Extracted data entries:
....................
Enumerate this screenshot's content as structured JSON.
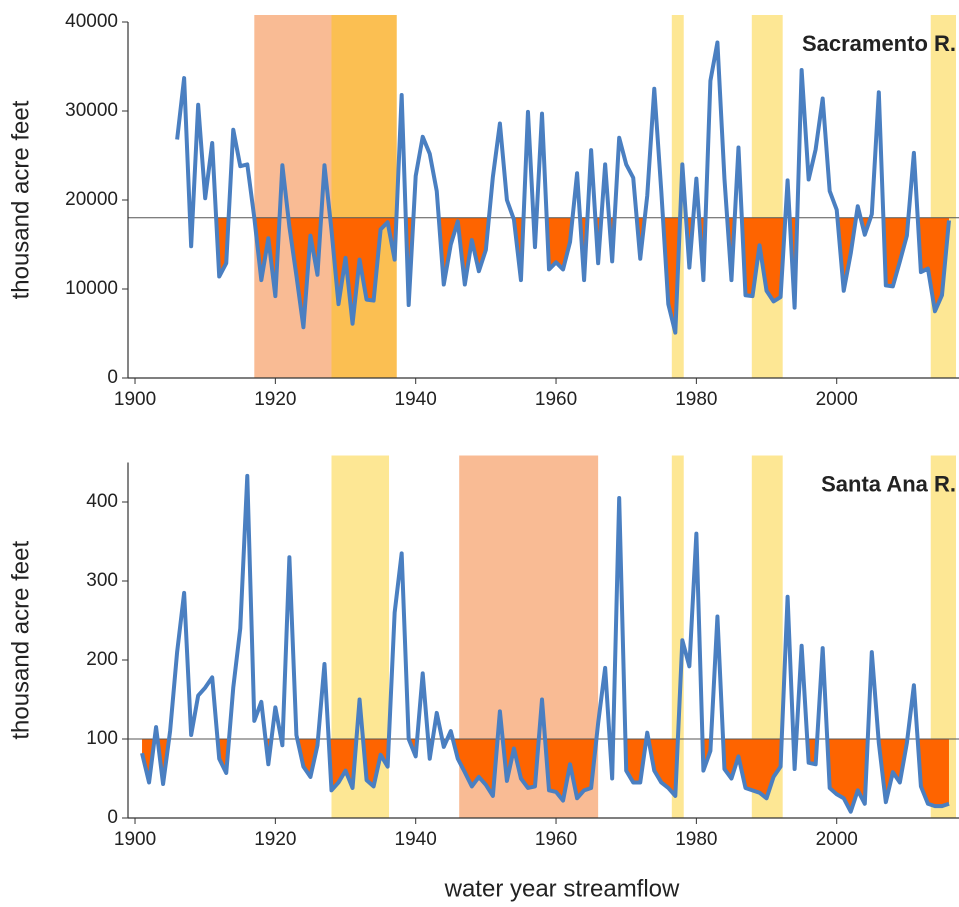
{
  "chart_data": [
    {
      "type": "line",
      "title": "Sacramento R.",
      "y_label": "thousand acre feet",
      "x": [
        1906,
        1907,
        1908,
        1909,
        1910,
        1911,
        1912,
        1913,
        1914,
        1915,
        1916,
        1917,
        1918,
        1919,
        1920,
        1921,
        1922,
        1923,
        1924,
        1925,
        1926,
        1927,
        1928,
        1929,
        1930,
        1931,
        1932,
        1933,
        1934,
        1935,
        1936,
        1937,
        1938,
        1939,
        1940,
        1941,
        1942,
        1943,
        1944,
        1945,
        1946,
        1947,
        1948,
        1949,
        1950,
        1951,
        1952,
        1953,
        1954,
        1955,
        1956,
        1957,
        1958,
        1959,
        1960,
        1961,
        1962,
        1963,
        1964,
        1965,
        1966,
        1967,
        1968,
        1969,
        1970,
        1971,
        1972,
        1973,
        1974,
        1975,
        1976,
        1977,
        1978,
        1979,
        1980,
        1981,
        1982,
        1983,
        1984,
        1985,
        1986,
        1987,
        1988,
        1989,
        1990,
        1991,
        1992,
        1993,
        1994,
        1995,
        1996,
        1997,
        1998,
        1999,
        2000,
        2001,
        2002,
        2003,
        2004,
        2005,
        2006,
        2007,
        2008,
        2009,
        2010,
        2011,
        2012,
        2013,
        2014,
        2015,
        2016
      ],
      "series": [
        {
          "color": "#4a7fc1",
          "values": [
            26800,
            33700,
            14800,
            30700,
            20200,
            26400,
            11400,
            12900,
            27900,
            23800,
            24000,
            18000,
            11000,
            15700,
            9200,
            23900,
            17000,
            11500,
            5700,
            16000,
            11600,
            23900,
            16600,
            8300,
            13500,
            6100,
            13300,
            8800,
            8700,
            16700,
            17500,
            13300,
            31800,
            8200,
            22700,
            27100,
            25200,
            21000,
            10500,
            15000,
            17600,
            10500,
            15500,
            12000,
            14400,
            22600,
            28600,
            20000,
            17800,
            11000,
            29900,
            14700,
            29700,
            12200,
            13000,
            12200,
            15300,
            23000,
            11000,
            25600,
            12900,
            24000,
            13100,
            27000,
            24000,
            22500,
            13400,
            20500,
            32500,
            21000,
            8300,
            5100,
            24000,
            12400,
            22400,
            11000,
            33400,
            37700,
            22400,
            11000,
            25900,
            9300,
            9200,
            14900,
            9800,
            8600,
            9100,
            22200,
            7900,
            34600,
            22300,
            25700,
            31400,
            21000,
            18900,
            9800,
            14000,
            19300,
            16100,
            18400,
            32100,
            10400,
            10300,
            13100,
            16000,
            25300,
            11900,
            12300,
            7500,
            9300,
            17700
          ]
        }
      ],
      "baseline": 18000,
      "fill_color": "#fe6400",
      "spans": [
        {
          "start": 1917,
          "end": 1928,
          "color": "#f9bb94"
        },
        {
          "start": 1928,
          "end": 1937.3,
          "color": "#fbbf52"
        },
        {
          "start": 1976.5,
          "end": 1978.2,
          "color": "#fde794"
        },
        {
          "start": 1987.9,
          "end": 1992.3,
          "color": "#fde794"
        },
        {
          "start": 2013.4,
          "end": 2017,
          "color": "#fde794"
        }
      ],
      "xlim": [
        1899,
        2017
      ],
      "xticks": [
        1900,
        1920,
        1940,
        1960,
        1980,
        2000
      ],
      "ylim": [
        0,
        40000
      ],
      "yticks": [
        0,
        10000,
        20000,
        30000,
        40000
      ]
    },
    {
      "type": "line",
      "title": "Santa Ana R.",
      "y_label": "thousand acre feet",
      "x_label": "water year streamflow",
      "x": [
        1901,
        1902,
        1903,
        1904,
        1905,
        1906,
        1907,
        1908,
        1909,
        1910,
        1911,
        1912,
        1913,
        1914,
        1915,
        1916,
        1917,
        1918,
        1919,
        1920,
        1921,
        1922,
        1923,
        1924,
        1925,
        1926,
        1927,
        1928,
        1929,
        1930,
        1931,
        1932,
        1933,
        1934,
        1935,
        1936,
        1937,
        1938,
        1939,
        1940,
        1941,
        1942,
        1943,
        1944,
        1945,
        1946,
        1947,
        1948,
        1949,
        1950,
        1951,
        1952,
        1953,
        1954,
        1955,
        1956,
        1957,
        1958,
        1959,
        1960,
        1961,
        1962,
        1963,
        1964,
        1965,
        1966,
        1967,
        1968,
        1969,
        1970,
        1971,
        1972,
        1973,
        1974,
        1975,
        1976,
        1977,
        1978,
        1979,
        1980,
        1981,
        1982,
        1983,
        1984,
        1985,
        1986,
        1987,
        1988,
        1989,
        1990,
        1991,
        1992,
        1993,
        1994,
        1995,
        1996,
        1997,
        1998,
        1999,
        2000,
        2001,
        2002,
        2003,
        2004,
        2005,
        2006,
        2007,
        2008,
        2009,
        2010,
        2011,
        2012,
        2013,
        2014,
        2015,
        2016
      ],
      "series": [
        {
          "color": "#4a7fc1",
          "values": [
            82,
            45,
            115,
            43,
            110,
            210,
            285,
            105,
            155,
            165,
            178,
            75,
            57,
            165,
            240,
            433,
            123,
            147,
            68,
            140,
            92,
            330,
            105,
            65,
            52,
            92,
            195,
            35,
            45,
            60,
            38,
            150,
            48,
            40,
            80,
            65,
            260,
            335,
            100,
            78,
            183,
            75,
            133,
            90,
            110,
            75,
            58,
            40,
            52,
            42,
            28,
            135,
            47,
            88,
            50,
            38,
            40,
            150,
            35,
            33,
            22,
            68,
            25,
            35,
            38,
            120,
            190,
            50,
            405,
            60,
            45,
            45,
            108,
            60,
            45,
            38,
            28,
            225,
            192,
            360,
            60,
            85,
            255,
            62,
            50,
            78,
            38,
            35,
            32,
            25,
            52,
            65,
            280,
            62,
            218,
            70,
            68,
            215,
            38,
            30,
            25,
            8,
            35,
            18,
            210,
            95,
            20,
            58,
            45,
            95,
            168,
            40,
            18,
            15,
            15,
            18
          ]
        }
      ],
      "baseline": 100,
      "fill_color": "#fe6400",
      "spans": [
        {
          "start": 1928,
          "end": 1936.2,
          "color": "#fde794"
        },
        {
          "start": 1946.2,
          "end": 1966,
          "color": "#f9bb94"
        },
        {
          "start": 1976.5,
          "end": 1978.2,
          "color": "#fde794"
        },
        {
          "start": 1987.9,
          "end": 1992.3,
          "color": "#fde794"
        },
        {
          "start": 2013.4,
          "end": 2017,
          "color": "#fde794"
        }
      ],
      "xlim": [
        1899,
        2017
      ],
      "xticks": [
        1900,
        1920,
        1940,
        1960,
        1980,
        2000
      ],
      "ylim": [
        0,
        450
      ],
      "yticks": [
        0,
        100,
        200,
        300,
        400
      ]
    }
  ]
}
....................
■ WHAT IS BEING ASKED: Restate each entry word for word, please, but drop any images it holds.

■ WORKED ANSWER:
Enumerate this screenshot's content as structured JSON.
{
  "chart_data": [
    {
      "type": "line",
      "title": "Sacramento R.",
      "y_label": "thousand acre feet",
      "x": [
        1906,
        1907,
        1908,
        1909,
        1910,
        1911,
        1912,
        1913,
        1914,
        1915,
        1916,
        1917,
        1918,
        1919,
        1920,
        1921,
        1922,
        1923,
        1924,
        1925,
        1926,
        1927,
        1928,
        1929,
        1930,
        1931,
        1932,
        1933,
        1934,
        1935,
        1936,
        1937,
        1938,
        1939,
        1940,
        1941,
        1942,
        1943,
        1944,
        1945,
        1946,
        1947,
        1948,
        1949,
        1950,
        1951,
        1952,
        1953,
        1954,
        1955,
        1956,
        1957,
        1958,
        1959,
        1960,
        1961,
        1962,
        1963,
        1964,
        1965,
        1966,
        1967,
        1968,
        1969,
        1970,
        1971,
        1972,
        1973,
        1974,
        1975,
        1976,
        1977,
        1978,
        1979,
        1980,
        1981,
        1982,
        1983,
        1984,
        1985,
        1986,
        1987,
        1988,
        1989,
        1990,
        1991,
        1992,
        1993,
        1994,
        1995,
        1996,
        1997,
        1998,
        1999,
        2000,
        2001,
        2002,
        2003,
        2004,
        2005,
        2006,
        2007,
        2008,
        2009,
        2010,
        2011,
        2012,
        2013,
        2014,
        2015,
        2016
      ],
      "series": [
        {
          "color": "#4a7fc1",
          "values": [
            26800,
            33700,
            14800,
            30700,
            20200,
            26400,
            11400,
            12900,
            27900,
            23800,
            24000,
            18000,
            11000,
            15700,
            9200,
            23900,
            17000,
            11500,
            5700,
            16000,
            11600,
            23900,
            16600,
            8300,
            13500,
            6100,
            13300,
            8800,
            8700,
            16700,
            17500,
            13300,
            31800,
            8200,
            22700,
            27100,
            25200,
            21000,
            10500,
            15000,
            17600,
            10500,
            15500,
            12000,
            14400,
            22600,
            28600,
            20000,
            17800,
            11000,
            29900,
            14700,
            29700,
            12200,
            13000,
            12200,
            15300,
            23000,
            11000,
            25600,
            12900,
            24000,
            13100,
            27000,
            24000,
            22500,
            13400,
            20500,
            32500,
            21000,
            8300,
            5100,
            24000,
            12400,
            22400,
            11000,
            33400,
            37700,
            22400,
            11000,
            25900,
            9300,
            9200,
            14900,
            9800,
            8600,
            9100,
            22200,
            7900,
            34600,
            22300,
            25700,
            31400,
            21000,
            18900,
            9800,
            14000,
            19300,
            16100,
            18400,
            32100,
            10400,
            10300,
            13100,
            16000,
            25300,
            11900,
            12300,
            7500,
            9300,
            17700
          ]
        }
      ],
      "baseline": 18000,
      "fill_color": "#fe6400",
      "spans": [
        {
          "start": 1917,
          "end": 1928,
          "color": "#f9bb94"
        },
        {
          "start": 1928,
          "end": 1937.3,
          "color": "#fbbf52"
        },
        {
          "start": 1976.5,
          "end": 1978.2,
          "color": "#fde794"
        },
        {
          "start": 1987.9,
          "end": 1992.3,
          "color": "#fde794"
        },
        {
          "start": 2013.4,
          "end": 2017,
          "color": "#fde794"
        }
      ],
      "xlim": [
        1899,
        2017
      ],
      "xticks": [
        1900,
        1920,
        1940,
        1960,
        1980,
        2000
      ],
      "ylim": [
        0,
        40000
      ],
      "yticks": [
        0,
        10000,
        20000,
        30000,
        40000
      ]
    },
    {
      "type": "line",
      "title": "Santa Ana R.",
      "y_label": "thousand acre feet",
      "x_label": "water year streamflow",
      "x": [
        1901,
        1902,
        1903,
        1904,
        1905,
        1906,
        1907,
        1908,
        1909,
        1910,
        1911,
        1912,
        1913,
        1914,
        1915,
        1916,
        1917,
        1918,
        1919,
        1920,
        1921,
        1922,
        1923,
        1924,
        1925,
        1926,
        1927,
        1928,
        1929,
        1930,
        1931,
        1932,
        1933,
        1934,
        1935,
        1936,
        1937,
        1938,
        1939,
        1940,
        1941,
        1942,
        1943,
        1944,
        1945,
        1946,
        1947,
        1948,
        1949,
        1950,
        1951,
        1952,
        1953,
        1954,
        1955,
        1956,
        1957,
        1958,
        1959,
        1960,
        1961,
        1962,
        1963,
        1964,
        1965,
        1966,
        1967,
        1968,
        1969,
        1970,
        1971,
        1972,
        1973,
        1974,
        1975,
        1976,
        1977,
        1978,
        1979,
        1980,
        1981,
        1982,
        1983,
        1984,
        1985,
        1986,
        1987,
        1988,
        1989,
        1990,
        1991,
        1992,
        1993,
        1994,
        1995,
        1996,
        1997,
        1998,
        1999,
        2000,
        2001,
        2002,
        2003,
        2004,
        2005,
        2006,
        2007,
        2008,
        2009,
        2010,
        2011,
        2012,
        2013,
        2014,
        2015,
        2016
      ],
      "series": [
        {
          "color": "#4a7fc1",
          "values": [
            82,
            45,
            115,
            43,
            110,
            210,
            285,
            105,
            155,
            165,
            178,
            75,
            57,
            165,
            240,
            433,
            123,
            147,
            68,
            140,
            92,
            330,
            105,
            65,
            52,
            92,
            195,
            35,
            45,
            60,
            38,
            150,
            48,
            40,
            80,
            65,
            260,
            335,
            100,
            78,
            183,
            75,
            133,
            90,
            110,
            75,
            58,
            40,
            52,
            42,
            28,
            135,
            47,
            88,
            50,
            38,
            40,
            150,
            35,
            33,
            22,
            68,
            25,
            35,
            38,
            120,
            190,
            50,
            405,
            60,
            45,
            45,
            108,
            60,
            45,
            38,
            28,
            225,
            192,
            360,
            60,
            85,
            255,
            62,
            50,
            78,
            38,
            35,
            32,
            25,
            52,
            65,
            280,
            62,
            218,
            70,
            68,
            215,
            38,
            30,
            25,
            8,
            35,
            18,
            210,
            95,
            20,
            58,
            45,
            95,
            168,
            40,
            18,
            15,
            15,
            18
          ]
        }
      ],
      "baseline": 100,
      "fill_color": "#fe6400",
      "spans": [
        {
          "start": 1928,
          "end": 1936.2,
          "color": "#fde794"
        },
        {
          "start": 1946.2,
          "end": 1966,
          "color": "#f9bb94"
        },
        {
          "start": 1976.5,
          "end": 1978.2,
          "color": "#fde794"
        },
        {
          "start": 1987.9,
          "end": 1992.3,
          "color": "#fde794"
        },
        {
          "start": 2013.4,
          "end": 2017,
          "color": "#fde794"
        }
      ],
      "xlim": [
        1899,
        2017
      ],
      "xticks": [
        1900,
        1920,
        1940,
        1960,
        1980,
        2000
      ],
      "ylim": [
        0,
        450
      ],
      "yticks": [
        0,
        100,
        200,
        300,
        400
      ]
    }
  ]
}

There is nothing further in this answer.